→ Short exercise:
Gather all lines with the word "grid" in them.

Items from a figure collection
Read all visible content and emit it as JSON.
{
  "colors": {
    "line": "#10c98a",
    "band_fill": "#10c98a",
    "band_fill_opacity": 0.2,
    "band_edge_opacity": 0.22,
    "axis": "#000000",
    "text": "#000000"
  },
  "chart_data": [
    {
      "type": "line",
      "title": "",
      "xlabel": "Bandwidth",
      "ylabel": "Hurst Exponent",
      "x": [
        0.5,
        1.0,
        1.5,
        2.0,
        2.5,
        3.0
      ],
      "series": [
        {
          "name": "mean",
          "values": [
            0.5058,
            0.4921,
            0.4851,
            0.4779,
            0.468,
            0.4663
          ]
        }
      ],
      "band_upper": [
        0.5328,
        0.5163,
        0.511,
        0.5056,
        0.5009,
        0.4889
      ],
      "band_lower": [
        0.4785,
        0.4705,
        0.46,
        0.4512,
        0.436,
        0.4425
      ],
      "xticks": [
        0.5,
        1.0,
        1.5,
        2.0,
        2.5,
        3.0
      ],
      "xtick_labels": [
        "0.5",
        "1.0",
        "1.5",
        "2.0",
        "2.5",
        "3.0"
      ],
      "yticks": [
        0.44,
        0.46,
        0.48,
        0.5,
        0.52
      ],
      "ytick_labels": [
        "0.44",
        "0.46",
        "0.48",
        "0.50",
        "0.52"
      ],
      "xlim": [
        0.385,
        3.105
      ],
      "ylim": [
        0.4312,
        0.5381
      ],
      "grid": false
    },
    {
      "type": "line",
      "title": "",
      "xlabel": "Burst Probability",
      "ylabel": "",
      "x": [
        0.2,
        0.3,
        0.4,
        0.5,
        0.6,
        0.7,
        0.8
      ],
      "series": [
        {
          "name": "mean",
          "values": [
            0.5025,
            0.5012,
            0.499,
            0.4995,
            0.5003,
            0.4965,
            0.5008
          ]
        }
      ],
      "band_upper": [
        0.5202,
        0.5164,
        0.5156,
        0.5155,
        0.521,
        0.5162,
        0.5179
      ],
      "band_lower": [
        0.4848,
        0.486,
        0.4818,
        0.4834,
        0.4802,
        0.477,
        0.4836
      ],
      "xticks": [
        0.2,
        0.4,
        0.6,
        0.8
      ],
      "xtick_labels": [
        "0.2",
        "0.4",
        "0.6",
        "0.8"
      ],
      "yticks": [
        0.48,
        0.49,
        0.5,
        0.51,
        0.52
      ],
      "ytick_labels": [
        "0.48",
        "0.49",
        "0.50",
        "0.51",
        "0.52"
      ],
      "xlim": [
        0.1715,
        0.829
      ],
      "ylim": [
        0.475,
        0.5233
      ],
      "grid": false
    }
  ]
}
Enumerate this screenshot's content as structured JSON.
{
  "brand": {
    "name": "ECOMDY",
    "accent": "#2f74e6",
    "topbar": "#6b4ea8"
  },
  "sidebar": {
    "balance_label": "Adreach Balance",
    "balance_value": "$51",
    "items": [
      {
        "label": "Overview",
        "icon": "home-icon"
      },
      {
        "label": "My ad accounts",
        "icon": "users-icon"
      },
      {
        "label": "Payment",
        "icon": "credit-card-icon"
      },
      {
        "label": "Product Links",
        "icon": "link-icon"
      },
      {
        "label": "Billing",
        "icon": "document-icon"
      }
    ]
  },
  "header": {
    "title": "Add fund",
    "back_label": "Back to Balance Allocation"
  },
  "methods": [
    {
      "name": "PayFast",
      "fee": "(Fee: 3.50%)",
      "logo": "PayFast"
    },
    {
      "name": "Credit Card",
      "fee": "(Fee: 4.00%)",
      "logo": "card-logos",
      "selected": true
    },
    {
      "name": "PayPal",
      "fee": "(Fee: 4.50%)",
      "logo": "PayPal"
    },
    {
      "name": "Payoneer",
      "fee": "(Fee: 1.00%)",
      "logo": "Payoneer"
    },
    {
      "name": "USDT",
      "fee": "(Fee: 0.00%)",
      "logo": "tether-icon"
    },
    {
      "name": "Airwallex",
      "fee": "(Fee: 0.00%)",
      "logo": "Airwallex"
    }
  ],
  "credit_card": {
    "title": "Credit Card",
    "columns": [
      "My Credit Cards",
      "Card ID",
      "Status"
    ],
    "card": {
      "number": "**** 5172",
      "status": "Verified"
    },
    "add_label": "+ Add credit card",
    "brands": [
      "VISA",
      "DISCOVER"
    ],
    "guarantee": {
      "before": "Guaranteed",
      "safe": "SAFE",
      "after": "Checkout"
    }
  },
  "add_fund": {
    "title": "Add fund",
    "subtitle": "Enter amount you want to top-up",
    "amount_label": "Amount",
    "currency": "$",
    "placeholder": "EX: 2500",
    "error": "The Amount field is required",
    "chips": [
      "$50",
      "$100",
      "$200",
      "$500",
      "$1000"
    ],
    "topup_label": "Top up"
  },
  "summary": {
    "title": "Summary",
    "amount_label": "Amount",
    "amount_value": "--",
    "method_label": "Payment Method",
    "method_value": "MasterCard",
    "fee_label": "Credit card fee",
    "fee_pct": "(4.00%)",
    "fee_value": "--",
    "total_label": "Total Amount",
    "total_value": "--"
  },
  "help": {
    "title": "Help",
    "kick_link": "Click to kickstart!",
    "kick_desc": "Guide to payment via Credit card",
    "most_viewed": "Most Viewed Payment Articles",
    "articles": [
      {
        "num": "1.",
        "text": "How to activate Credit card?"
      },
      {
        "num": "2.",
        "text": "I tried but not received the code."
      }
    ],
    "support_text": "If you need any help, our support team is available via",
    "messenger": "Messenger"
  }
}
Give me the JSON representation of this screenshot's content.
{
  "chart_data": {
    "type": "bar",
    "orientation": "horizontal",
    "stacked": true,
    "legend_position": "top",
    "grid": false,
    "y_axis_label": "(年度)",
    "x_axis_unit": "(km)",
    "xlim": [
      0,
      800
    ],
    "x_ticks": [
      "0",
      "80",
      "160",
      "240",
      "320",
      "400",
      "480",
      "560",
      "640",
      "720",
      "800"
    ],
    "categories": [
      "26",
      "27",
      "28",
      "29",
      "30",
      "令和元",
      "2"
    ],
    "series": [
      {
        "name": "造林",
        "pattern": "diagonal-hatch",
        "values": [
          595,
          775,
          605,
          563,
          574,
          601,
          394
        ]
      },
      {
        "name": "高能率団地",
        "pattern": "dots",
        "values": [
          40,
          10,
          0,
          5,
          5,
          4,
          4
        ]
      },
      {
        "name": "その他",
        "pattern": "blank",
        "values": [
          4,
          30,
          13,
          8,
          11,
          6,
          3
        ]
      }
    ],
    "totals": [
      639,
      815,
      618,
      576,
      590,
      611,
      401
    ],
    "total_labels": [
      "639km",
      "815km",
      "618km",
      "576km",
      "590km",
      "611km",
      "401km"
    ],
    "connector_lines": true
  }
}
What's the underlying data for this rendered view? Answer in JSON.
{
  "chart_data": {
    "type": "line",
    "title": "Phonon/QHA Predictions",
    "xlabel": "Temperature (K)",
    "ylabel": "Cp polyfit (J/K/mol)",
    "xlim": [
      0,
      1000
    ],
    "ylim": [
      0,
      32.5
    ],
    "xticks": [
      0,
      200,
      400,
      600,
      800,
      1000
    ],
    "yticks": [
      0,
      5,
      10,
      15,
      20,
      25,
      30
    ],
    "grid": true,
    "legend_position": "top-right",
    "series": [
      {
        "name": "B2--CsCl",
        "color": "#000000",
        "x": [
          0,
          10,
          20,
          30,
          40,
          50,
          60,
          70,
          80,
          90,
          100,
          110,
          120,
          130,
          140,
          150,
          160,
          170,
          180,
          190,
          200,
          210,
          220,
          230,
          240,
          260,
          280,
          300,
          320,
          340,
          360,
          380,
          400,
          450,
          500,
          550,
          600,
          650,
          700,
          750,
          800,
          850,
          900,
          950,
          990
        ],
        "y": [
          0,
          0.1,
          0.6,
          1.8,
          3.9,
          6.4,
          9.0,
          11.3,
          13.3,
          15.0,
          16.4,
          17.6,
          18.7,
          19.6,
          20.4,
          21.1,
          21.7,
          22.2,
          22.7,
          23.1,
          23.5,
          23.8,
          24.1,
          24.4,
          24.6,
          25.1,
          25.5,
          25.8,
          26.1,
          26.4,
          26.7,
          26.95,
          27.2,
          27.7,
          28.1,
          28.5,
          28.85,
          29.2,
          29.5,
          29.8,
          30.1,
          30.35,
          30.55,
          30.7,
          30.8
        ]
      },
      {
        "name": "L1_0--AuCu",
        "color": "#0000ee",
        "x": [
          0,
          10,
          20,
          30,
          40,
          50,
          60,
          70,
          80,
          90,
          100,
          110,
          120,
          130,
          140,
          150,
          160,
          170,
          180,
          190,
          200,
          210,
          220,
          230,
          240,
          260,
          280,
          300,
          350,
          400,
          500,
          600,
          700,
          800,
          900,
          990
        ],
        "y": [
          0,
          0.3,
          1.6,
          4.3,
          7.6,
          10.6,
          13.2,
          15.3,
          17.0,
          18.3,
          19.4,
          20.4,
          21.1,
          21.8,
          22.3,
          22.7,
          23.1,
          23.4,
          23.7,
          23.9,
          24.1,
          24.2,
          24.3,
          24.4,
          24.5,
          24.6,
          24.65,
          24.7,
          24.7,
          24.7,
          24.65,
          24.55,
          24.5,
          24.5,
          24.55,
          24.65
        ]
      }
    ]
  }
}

→ Solution:
      "grid": false
      "grid": false
    "grid": false,
    "grid": true,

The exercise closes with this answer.